R: Smooth Coefficient Kernel Regression

npscoef {np}

R Documentation

Smooth Coefficient Kernel Regression

Description

npscoef computes a kernel regression estimate of a one (1) dimensional dependent variable on p-variate explanatory data, using the model Y_i = t(W_i) * gamma(Z_i) + u_i where t(W_i)=(1,t(X_i)), given a set of evaluation points, training points (consisting of explanatory data and dependent data), and a bandwidth specification. A bandwidth specification can be a scbandwidth object, or a bandwidth vector, bandwidth type and kernel type.

Usage

npscoef(bws, ...)

## S3 method for class 'formula':
npscoef(bws, data = NULL, newdata = NULL, ...)

## S3 method for class 'call':
npscoef(bws, ...)

## Default S3 method:
npscoef(bws, txdat, tydat, tzdat, ...)

## S3 method for class 'scbandwidth':
npscoef(bws,
        txdat = stop("training data 'txdat' missing"),
        tydat = stop("training data 'tydat' missing"),
        tzdat = NULL,
        exdat,
        eydat,
        ezdat,
        residuals = FALSE,
        errors = TRUE,
        iterate = TRUE,
        maxiter = 100,
        tol = .Machine$double.eps,
        leave.one.out = FALSE,
        betas = FALSE,
        ...)

Arguments

`bws`	a bandwidth specification. This can be set as a `scbandwidth` object returned from an invocation of `npscoefbw`, or as a vector of bandwidths, with each element i corresponding to the bandwidth for column i in `tzdat`. If specified as a vector additional arguments will need to be supplied as necessary to specify the bandwidth type, kernel types, training data, and so on.
`...`	additional arguments supplied to specify the regression type, bandwidth type, kernel types, selection methods, and so on. To do this, you may specify any of `bwscaling`, `bwtype`, `ckertype`, `ckerorder`, as described in `npscoefbw`.
`data`	an optional data frame, list or environment (or object coercible to a data frame by `as.data.frame`) containing the variables in the model. If not found in data, the variables are taken from `environment(bws)`, typically the environment from which `npscoefbw` was called.

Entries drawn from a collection
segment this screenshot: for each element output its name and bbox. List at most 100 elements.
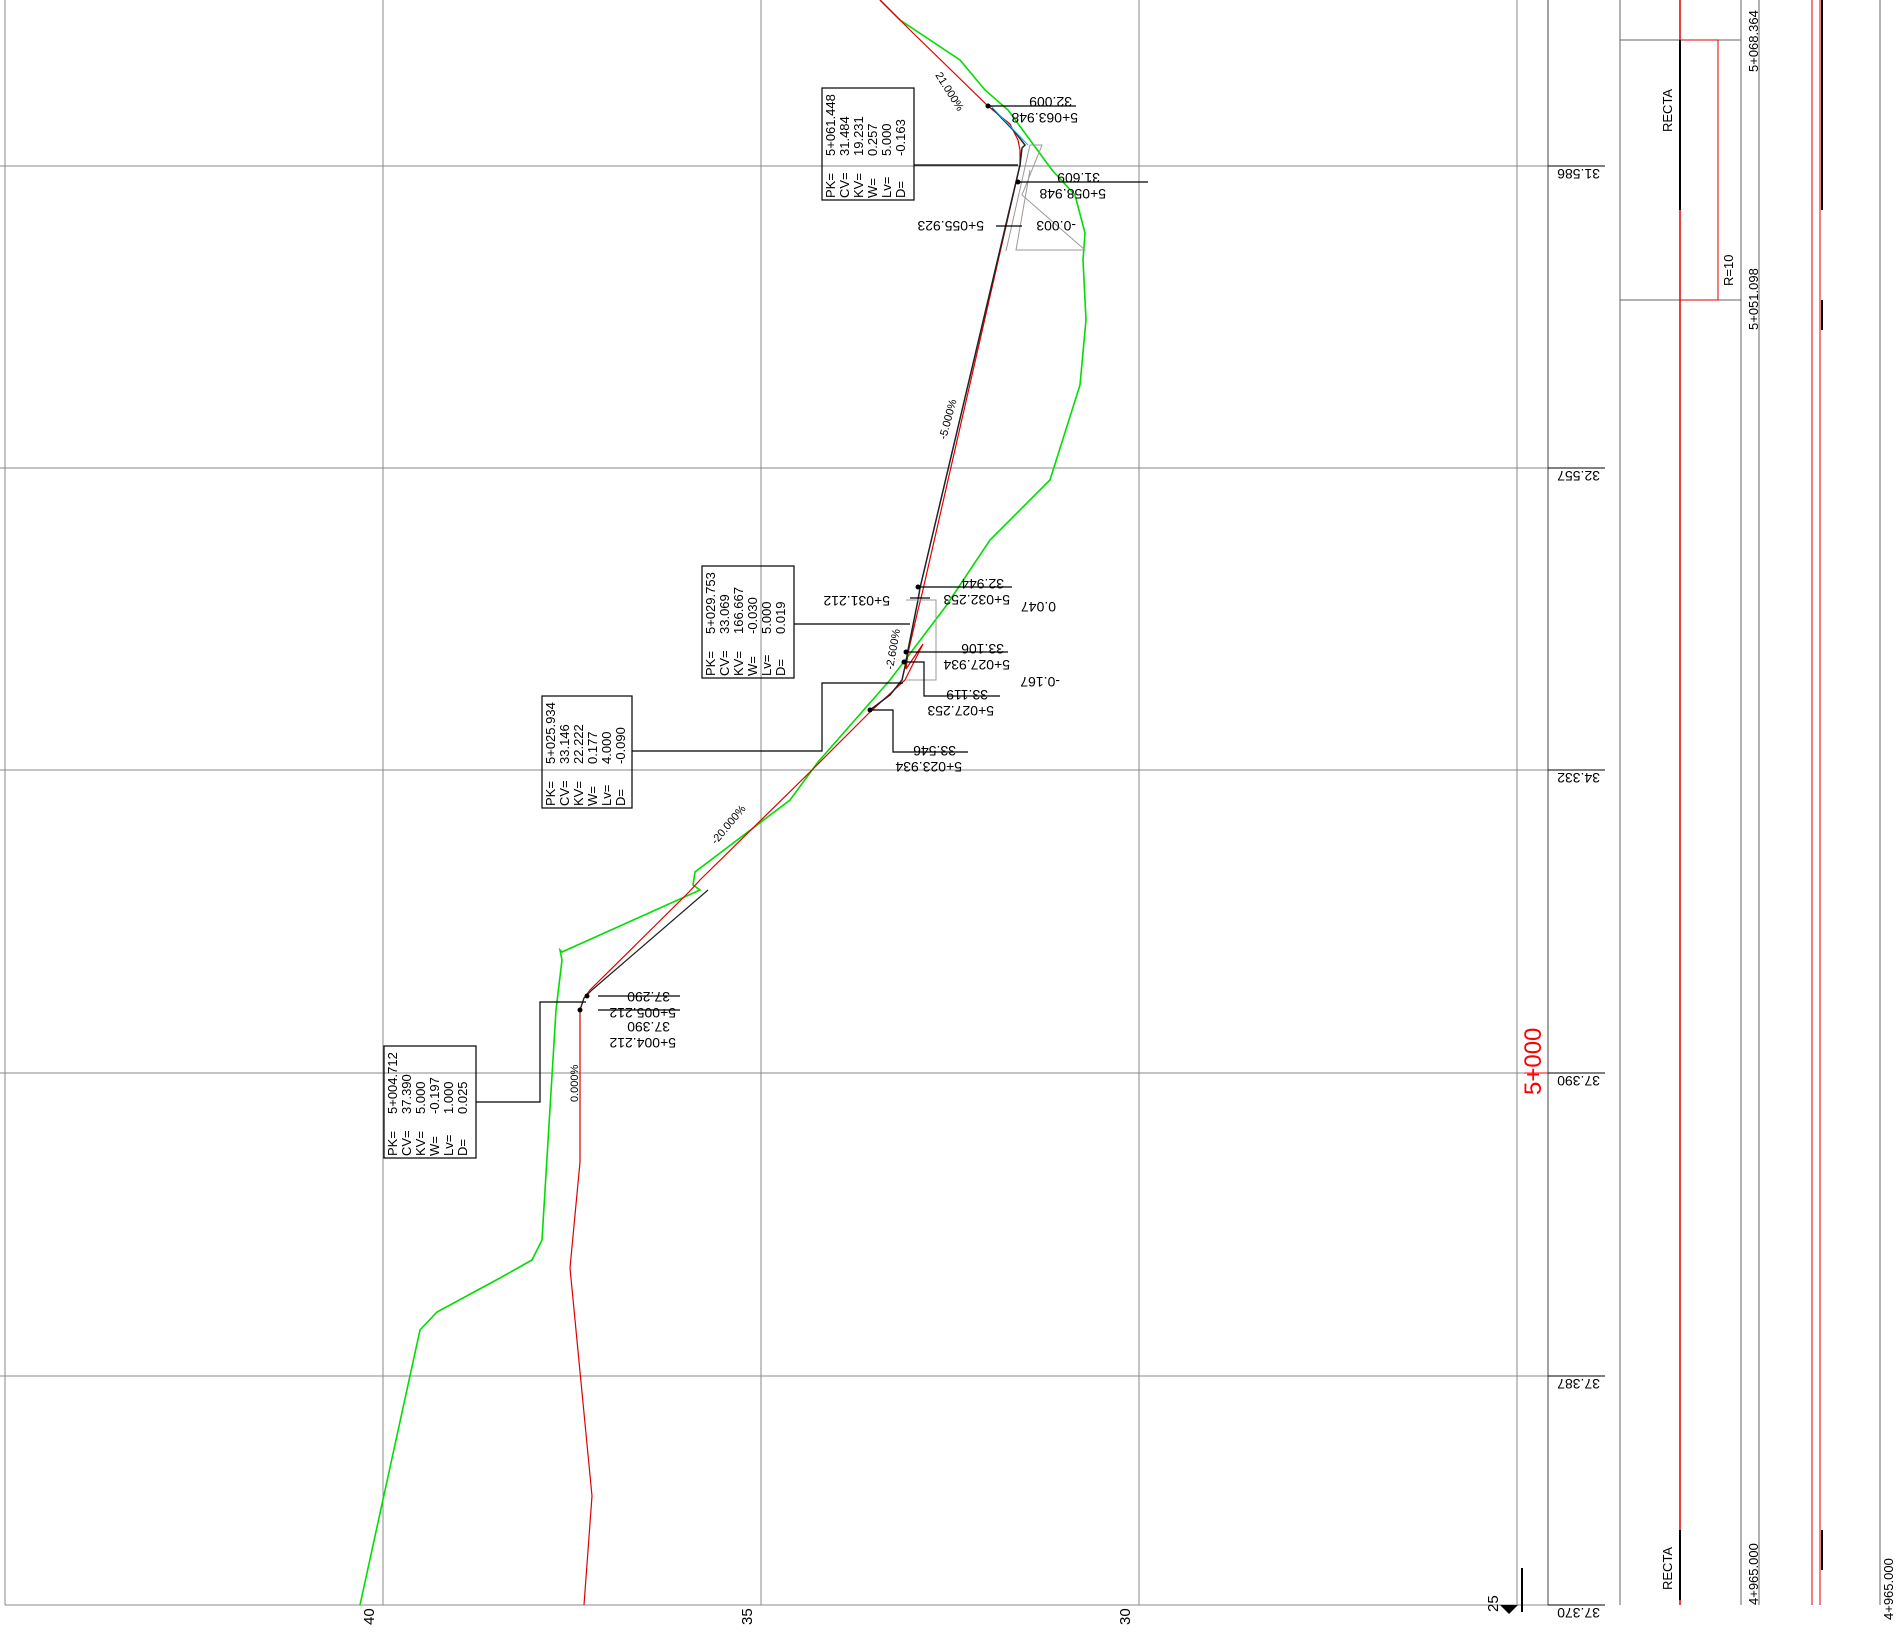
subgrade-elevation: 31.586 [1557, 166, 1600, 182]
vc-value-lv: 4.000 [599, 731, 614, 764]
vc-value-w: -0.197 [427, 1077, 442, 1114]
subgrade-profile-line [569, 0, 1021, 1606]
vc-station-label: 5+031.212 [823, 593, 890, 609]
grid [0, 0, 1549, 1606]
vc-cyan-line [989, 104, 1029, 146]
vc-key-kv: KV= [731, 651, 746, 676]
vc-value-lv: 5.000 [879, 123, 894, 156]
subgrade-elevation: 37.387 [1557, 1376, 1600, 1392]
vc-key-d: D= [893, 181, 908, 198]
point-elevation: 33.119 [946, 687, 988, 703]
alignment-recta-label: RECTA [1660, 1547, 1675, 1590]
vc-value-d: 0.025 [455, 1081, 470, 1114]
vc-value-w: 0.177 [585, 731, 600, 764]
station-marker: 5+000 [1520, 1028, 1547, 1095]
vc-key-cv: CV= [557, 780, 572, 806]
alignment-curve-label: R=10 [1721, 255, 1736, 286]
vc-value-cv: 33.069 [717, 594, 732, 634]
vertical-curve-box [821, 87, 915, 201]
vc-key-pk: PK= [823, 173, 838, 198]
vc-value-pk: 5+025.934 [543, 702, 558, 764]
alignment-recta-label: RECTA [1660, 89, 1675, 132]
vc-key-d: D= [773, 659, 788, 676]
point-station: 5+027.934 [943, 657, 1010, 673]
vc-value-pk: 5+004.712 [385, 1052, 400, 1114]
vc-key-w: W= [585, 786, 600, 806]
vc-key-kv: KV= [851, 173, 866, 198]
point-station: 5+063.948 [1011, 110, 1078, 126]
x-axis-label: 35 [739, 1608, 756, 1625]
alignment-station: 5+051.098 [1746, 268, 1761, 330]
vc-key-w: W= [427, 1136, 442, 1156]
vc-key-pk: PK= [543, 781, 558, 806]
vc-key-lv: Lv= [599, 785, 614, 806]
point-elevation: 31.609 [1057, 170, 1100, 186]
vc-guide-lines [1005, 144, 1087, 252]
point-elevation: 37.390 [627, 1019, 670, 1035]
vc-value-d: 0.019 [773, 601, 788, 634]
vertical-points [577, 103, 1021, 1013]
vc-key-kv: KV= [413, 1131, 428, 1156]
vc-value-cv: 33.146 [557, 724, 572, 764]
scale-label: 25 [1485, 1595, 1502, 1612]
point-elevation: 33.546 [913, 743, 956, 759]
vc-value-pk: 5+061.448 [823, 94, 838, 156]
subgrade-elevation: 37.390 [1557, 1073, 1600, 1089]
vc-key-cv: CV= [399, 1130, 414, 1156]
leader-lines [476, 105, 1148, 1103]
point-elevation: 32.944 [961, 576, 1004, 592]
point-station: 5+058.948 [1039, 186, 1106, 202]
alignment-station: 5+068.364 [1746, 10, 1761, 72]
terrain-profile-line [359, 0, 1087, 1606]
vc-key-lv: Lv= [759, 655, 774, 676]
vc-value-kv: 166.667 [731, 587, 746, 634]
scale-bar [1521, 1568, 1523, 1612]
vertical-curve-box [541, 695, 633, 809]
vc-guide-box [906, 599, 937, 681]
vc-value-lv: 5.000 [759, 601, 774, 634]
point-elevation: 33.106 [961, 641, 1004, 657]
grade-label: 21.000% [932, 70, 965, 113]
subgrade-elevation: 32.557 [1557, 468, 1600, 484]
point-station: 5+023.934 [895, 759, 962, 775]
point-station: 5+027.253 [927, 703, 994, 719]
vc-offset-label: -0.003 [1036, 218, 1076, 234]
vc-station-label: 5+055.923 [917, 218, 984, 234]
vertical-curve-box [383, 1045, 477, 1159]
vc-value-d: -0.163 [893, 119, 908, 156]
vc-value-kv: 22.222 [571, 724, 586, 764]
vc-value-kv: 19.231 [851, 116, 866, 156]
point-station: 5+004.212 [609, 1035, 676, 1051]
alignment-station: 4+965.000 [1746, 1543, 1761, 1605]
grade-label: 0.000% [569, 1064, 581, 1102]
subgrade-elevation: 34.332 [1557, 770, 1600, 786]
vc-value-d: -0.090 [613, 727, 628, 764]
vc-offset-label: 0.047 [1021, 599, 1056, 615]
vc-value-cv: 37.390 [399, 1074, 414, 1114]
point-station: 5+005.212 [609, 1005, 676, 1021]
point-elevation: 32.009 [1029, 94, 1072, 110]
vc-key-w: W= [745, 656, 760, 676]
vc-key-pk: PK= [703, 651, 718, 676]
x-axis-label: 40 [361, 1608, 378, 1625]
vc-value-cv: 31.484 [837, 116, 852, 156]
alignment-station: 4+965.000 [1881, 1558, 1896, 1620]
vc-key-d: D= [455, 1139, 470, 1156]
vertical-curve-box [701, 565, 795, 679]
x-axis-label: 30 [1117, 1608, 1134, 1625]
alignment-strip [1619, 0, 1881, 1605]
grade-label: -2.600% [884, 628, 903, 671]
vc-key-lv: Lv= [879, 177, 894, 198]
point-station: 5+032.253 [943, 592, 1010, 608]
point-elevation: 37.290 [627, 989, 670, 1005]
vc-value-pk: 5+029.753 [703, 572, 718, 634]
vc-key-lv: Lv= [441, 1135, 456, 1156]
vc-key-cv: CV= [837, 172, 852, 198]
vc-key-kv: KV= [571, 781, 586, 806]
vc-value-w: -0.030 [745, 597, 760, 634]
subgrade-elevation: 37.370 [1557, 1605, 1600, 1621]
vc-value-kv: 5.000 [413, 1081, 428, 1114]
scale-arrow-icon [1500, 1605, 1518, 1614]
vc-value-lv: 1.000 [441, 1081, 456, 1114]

What this exercise asks =>
1. From the npscoef documentation, return the part that opens with the words containing "Description" and closes with "and kernel type.".
2. Answer these questions using the npscoef documentation:
(a) What is the default value of `maxiter`?
(b) Which function's invocation returns the `scbandwidth` object that can be supplied as `bws`?
(c) If the variables are not found in `data`, where are they taken from?
3. Continue the npscoef documentation, starting after its last line.
The material is separate from the npscoef documentation and unrelated to it.

Answers by task =>
1.
Description

npscoef computes a kernel regression estimate of a one (1) dimensional dependent variable on p-variate explanatory data, using the model Y_i = t(W_i) * gamma(Z_i) + u_i where t(W_i)=(1,t(X_i)), given a set of evaluation points, training points (consisting of explanatory data and dependent data), and a bandwidth specification. A bandwidth specification can be a scbandwidth object, or a bandwidth vector, bandwidth type and kernel type.

2.
(a) 100
(b) `npscoefbw`
(c) From `environment(bws)`, typically the environment from which `npscoefbw` was called.

3.
`newdata`	An optional data frame in which to look for evaluation data. If omitted, the training data are used.
`txdat`	a p-variate data frame of explanatory data (training data), which, by default, populates the columns 2 through p+1 of W in the model equation, and in the absence of `zdat`, will also correspond to Z from the model equation. Defaults to the training data used to compute the bandwidth object.
`tydat`	a one (1) dimensional numeric or integer vector of dependent data, each element i corresponding to each observation (row) i of `txdat`. Defaults to the training data used to compute the bandwidth object.
`tzdat`	a optionally specified q-variate data frame of explanatory data (training data), which corresponds to Z in the model equation. Defaults to the training data used to compute the bandwidth object.
`exdat`	a p-variate data frame of points on which the regression will be estimated (evaluation data).By default, evaluation takes place on the data provided by `txdat`.
`eydat`	a one (1) dimensional numeric or integer vector of the true values of the dependent variable. Optional, and used only to calculate the true errors.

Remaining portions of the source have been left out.